• [Source data]
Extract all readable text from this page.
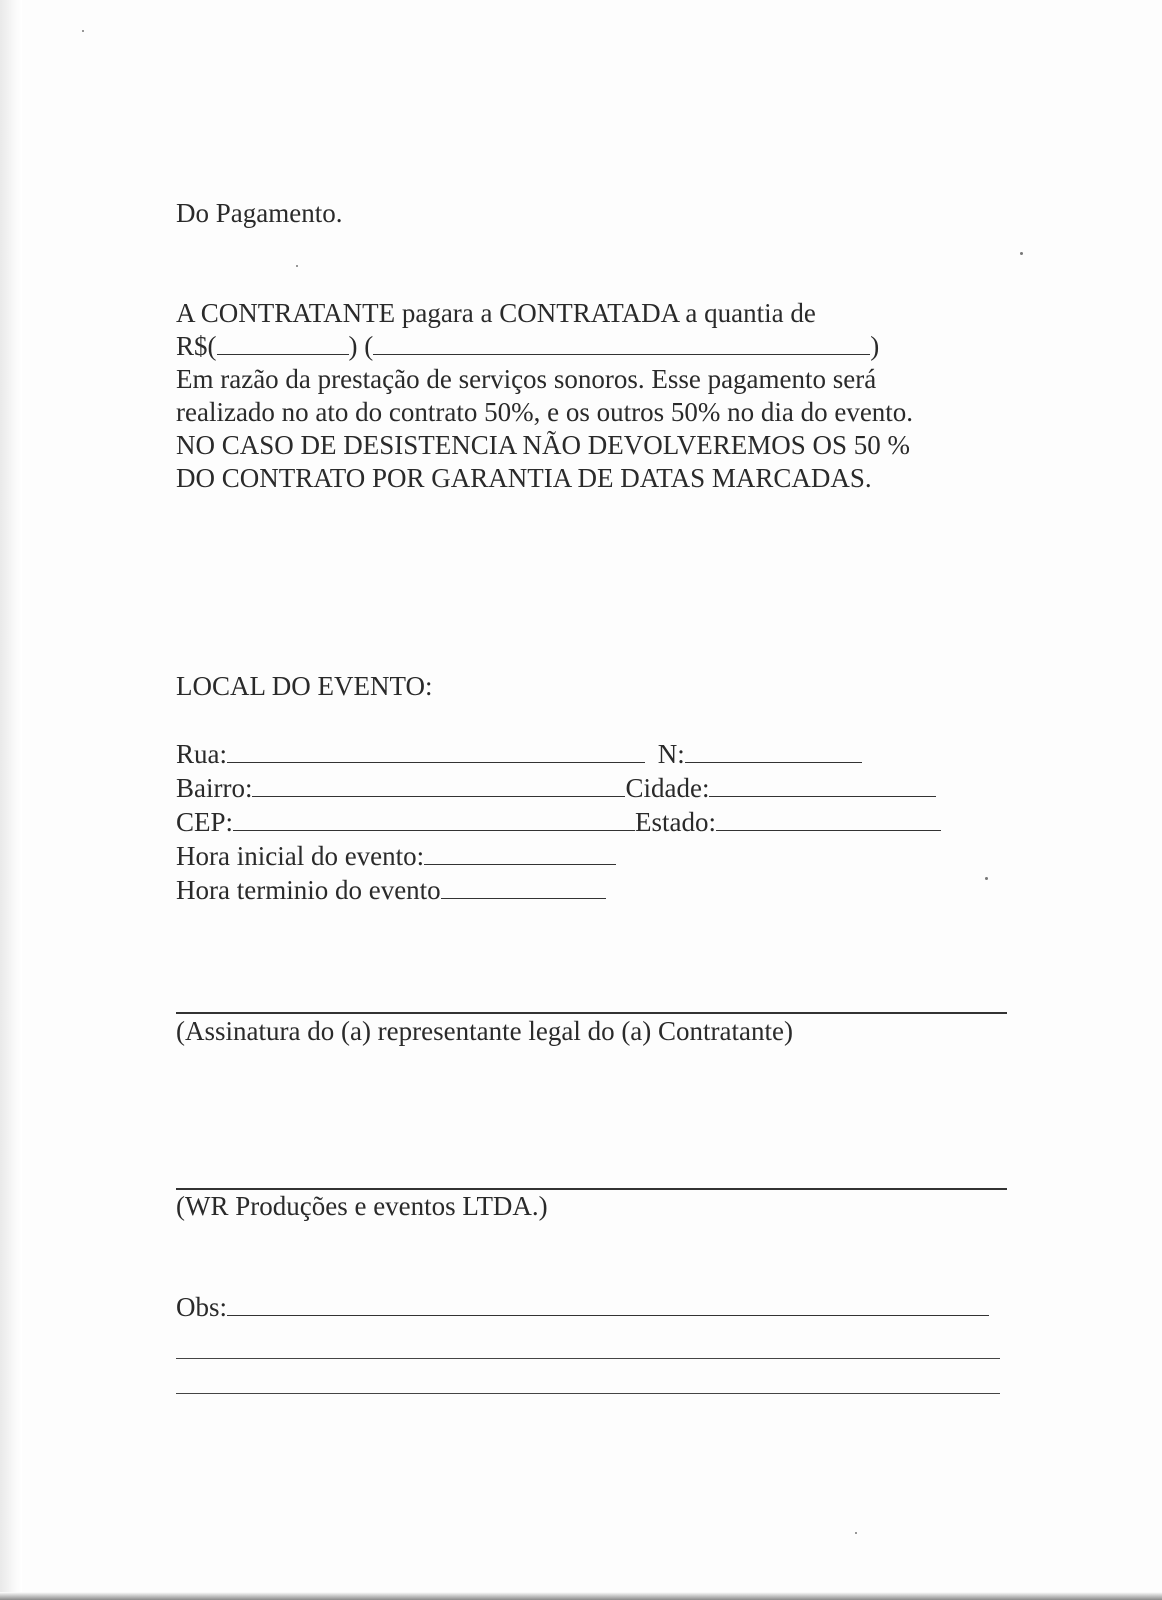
Do Pagamento.
A CONTRATANTE pagara a CONTRATADA a quantia de
R$(	) (	)
Em razão da prestação de serviços sonoros. Esse pagamento será
realizado no ato do contrato 50%, e os outros 50% no dia do evento.
NO CASO DE DESISTENCIA NÃO DEVOLVEREMOS OS 50 %
DO CONTRATO POR GARANTIA DE DATAS MARCADAS.
LOCAL DO EVENTO:
Rua:	N:
Bairro:	Cidade:
CEP:	Estado:
Hora inicial do evento:
Hora terminio do evento
(Assinatura do (a) representante legal do (a) Contratante)
(WR Produções e eventos LTDA.)
Obs:
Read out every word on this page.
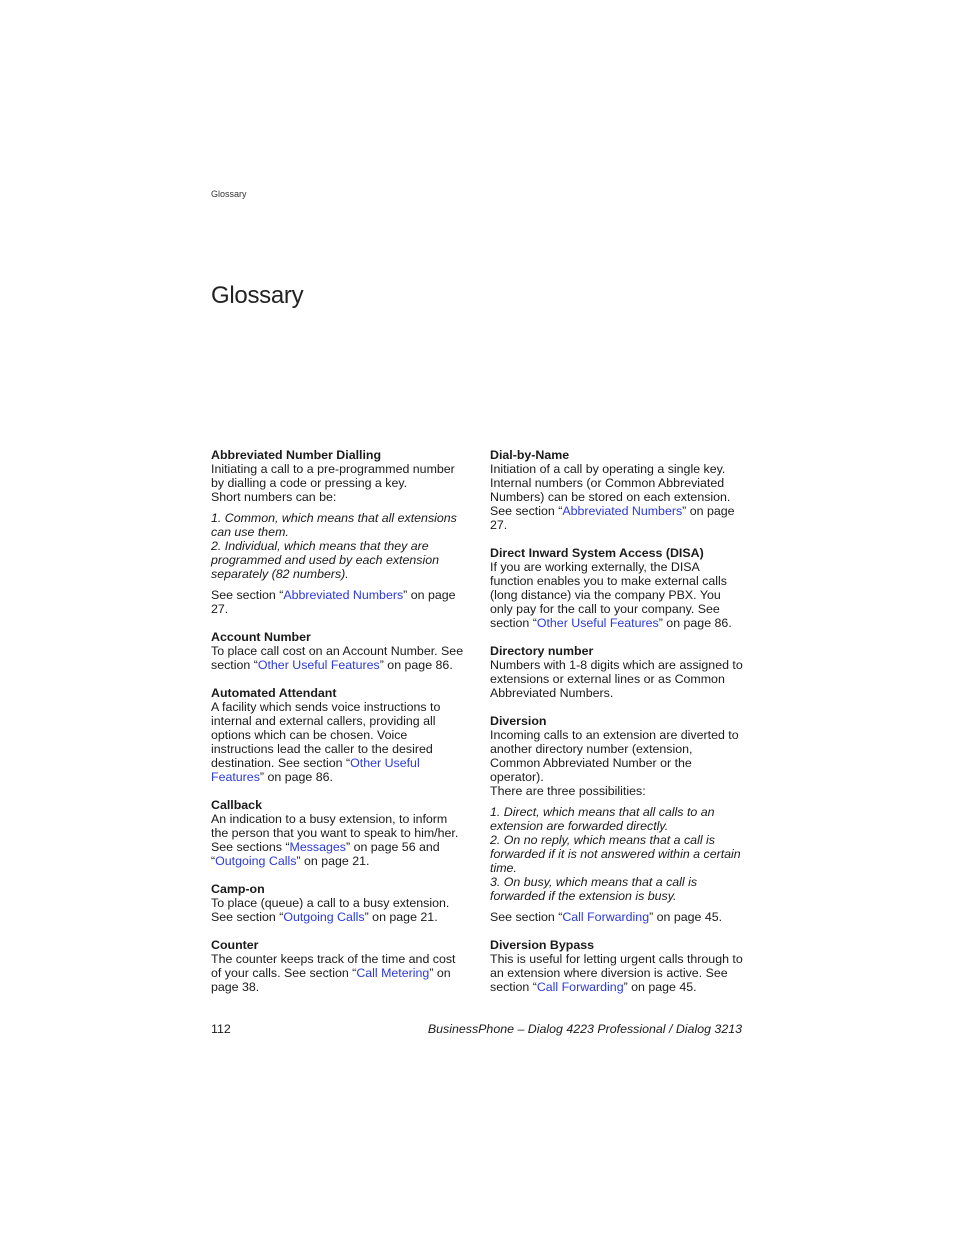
Glossary
Glossary
Abbreviated Number Dialling
Initiating a call to a pre-programmed number by dialling a code or pressing a key.
Short numbers can be:
1. Common, which means that all extensions can use them.
2. Individual, which means that they are programmed and used by each extension separately (82 numbers).
See section “Abbreviated Numbers” on page 27.
Account Number
To place call cost on an Account Number. See section “Other Useful Features” on page 86.
Automated Attendant
A facility which sends voice instructions to internal and external callers, providing all options which can be chosen. Voice instructions lead the caller to the desired destination. See section “Other Useful Features” on page 86.
Callback
An indication to a busy extension, to inform the person that you want to speak to him/her. See sections “Messages” on page 56 and “Outgoing Calls” on page 21.
Camp-on
To place (queue) a call to a busy extension. See section “Outgoing Calls” on page 21.
Counter
The counter keeps track of the time and cost of your calls. See section “Call Metering” on page 38.
Dial-by-Name
Initiation of a call by operating a single key. Internal numbers (or Common Abbreviated Numbers) can be stored on each extension. See section “Abbreviated Numbers” on page 27.
Direct Inward System Access (DISA)
If you are working externally, the DISA function enables you to make external calls (long distance) via the company PBX. You only pay for the call to your company. See section “Other Useful Features” on page 86.
Directory number
Numbers with 1-8 digits which are assigned to extensions or external lines or as Common Abbreviated Numbers.
Diversion
Incoming calls to an extension are diverted to another directory number (extension, Common Abbreviated Number or the operator).
There are three possibilities:
1. Direct, which means that all calls to an extension are forwarded directly.
2. On no reply, which means that a call is forwarded if it is not answered within a certain time.
3. On busy, which means that a call is forwarded if the extension is busy.
See section “Call Forwarding” on page 45.
Diversion Bypass
This is useful for letting urgent calls through to an extension where diversion is active. See section “Call Forwarding” on page 45.
112	BusinessPhone – Dialog 4223 Professional / Dialog 3213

• [Required task] Reproduce the data verbatim. Do not carry any picture into the copy.

• [Solution]
Extract all readable text from this page.
Do Pagamento.
A CONTRATANTE pagara a CONTRATADA a quantia de
R$(	) (	)
Em razão da prestação de serviços sonoros. Esse pagamento será
realizado no ato do contrato 50%, e os outros 50% no dia do evento.
NO CASO DE DESISTENCIA NÃO DEVOLVEREMOS OS 50 %
DO CONTRATO POR GARANTIA DE DATAS MARCADAS.
LOCAL DO EVENTO:
Rua:	N:
Bairro:	Cidade:
CEP:	Estado:
Hora inicial do evento:
Hora terminio do evento
(Assinatura do (a) representante legal do (a) Contratante)
(WR Produções e eventos LTDA.)
Obs:
Read out every word on this page.
Glossary
Glossary
Abbreviated Number Dialling
Initiating a call to a pre-programmed number by dialling a code or pressing a key.
Short numbers can be:
1. Common, which means that all extensions can use them.
2. Individual, which means that they are programmed and used by each extension separately (82 numbers).
See section “Abbreviated Numbers” on page 27.
Account Number
To place call cost on an Account Number. See section “Other Useful Features” on page 86.
Automated Attendant
A facility which sends voice instructions to internal and external callers, providing all options which can be chosen. Voice instructions lead the caller to the desired destination. See section “Other Useful Features” on page 86.
Callback
An indication to a busy extension, to inform the person that you want to speak to him/her. See sections “Messages” on page 56 and “Outgoing Calls” on page 21.
Camp-on
To place (queue) a call to a busy extension. See section “Outgoing Calls” on page 21.
Counter
The counter keeps track of the time and cost of your calls. See section “Call Metering” on page 38.
Dial-by-Name
Initiation of a call by operating a single key. Internal numbers (or Common Abbreviated Numbers) can be stored on each extension. See section “Abbreviated Numbers” on page 27.
Direct Inward System Access (DISA)
If you are working externally, the DISA function enables you to make external calls (long distance) via the company PBX. You only pay for the call to your company. See section “Other Useful Features” on page 86.
Directory number
Numbers with 1-8 digits which are assigned to extensions or external lines or as Common Abbreviated Numbers.
Diversion
Incoming calls to an extension are diverted to another directory number (extension, Common Abbreviated Number or the operator).
There are three possibilities:
1. Direct, which means that all calls to an extension are forwarded directly.
2. On no reply, which means that a call is forwarded if it is not answered within a certain time.
3. On busy, which means that a call is forwarded if the extension is busy.
See section “Call Forwarding” on page 45.
Diversion Bypass
This is useful for letting urgent calls through to an extension where diversion is active. See section “Call Forwarding” on page 45.
112	BusinessPhone – Dialog 4223 Professional / Dialog 3213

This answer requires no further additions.